**Problem description:** Rewrite the data below, changing every instance of "model-card" to "item-card" and leaving everything else unchanged.

**Record excerpts:**
================

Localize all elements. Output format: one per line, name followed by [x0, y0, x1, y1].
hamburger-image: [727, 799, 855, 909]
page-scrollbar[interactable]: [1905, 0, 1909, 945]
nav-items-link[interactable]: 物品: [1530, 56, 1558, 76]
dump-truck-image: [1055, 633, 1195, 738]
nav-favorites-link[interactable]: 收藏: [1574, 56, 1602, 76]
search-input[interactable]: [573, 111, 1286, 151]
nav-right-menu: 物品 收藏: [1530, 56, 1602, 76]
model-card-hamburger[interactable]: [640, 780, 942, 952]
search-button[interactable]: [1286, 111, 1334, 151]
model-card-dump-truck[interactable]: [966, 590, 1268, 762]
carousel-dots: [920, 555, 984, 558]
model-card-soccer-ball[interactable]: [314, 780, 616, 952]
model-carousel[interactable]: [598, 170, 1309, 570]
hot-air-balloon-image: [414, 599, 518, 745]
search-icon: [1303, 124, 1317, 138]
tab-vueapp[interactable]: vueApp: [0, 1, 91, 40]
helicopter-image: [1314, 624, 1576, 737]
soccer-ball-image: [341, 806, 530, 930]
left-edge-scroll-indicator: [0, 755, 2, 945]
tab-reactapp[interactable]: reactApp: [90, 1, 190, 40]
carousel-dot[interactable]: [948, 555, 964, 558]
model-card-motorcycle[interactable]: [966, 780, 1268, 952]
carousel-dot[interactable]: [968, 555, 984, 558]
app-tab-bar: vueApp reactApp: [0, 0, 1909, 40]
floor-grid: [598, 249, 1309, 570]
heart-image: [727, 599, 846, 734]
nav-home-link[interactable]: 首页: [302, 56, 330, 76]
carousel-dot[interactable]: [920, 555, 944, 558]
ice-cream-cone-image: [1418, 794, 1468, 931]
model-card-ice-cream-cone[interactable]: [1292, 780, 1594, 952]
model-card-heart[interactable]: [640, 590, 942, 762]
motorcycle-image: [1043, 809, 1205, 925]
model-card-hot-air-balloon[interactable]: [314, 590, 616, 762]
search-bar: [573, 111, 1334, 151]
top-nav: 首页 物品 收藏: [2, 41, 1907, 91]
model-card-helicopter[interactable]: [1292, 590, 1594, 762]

================

**Result:**
Localize all elements. Output format: one per line, name followed by [x0, y0, x1, y1].
hamburger-image: [727, 799, 855, 909]
page-scrollbar[interactable]: [1905, 0, 1909, 945]
nav-items-link[interactable]: 物品: [1530, 56, 1558, 76]
dump-truck-image: [1055, 633, 1195, 738]
nav-favorites-link[interactable]: 收藏: [1574, 56, 1602, 76]
search-input[interactable]: [573, 111, 1286, 151]
nav-right-menu: 物品 收藏: [1530, 56, 1602, 76]
item-card-hamburger[interactable]: [640, 780, 942, 952]
search-button[interactable]: [1286, 111, 1334, 151]
item-card-dump-truck[interactable]: [966, 590, 1268, 762]
carousel-dots: [920, 555, 984, 558]
item-card-soccer-ball[interactable]: [314, 780, 616, 952]
model-carousel[interactable]: [598, 170, 1309, 570]
hot-air-balloon-image: [414, 599, 518, 745]
search-icon: [1303, 124, 1317, 138]
tab-vueapp[interactable]: vueApp: [0, 1, 91, 40]
helicopter-image: [1314, 624, 1576, 737]
soccer-ball-image: [341, 806, 530, 930]
left-edge-scroll-indicator: [0, 755, 2, 945]
tab-reactapp[interactable]: reactApp: [90, 1, 190, 40]
carousel-dot[interactable]: [948, 555, 964, 558]
item-card-motorcycle[interactable]: [966, 780, 1268, 952]
carousel-dot[interactable]: [968, 555, 984, 558]
app-tab-bar: vueApp reactApp: [0, 0, 1909, 40]
floor-grid: [598, 249, 1309, 570]
heart-image: [727, 599, 846, 734]
nav-home-link[interactable]: 首页: [302, 56, 330, 76]
carousel-dot[interactable]: [920, 555, 944, 558]
ice-cream-cone-image: [1418, 794, 1468, 931]
item-card-ice-cream-cone[interactable]: [1292, 780, 1594, 952]
item-card-heart[interactable]: [640, 590, 942, 762]
motorcycle-image: [1043, 809, 1205, 925]
item-card-hot-air-balloon[interactable]: [314, 590, 616, 762]
search-bar: [573, 111, 1334, 151]
top-nav: 首页 物品 收藏: [2, 41, 1907, 91]
item-card-helicopter[interactable]: [1292, 590, 1594, 762]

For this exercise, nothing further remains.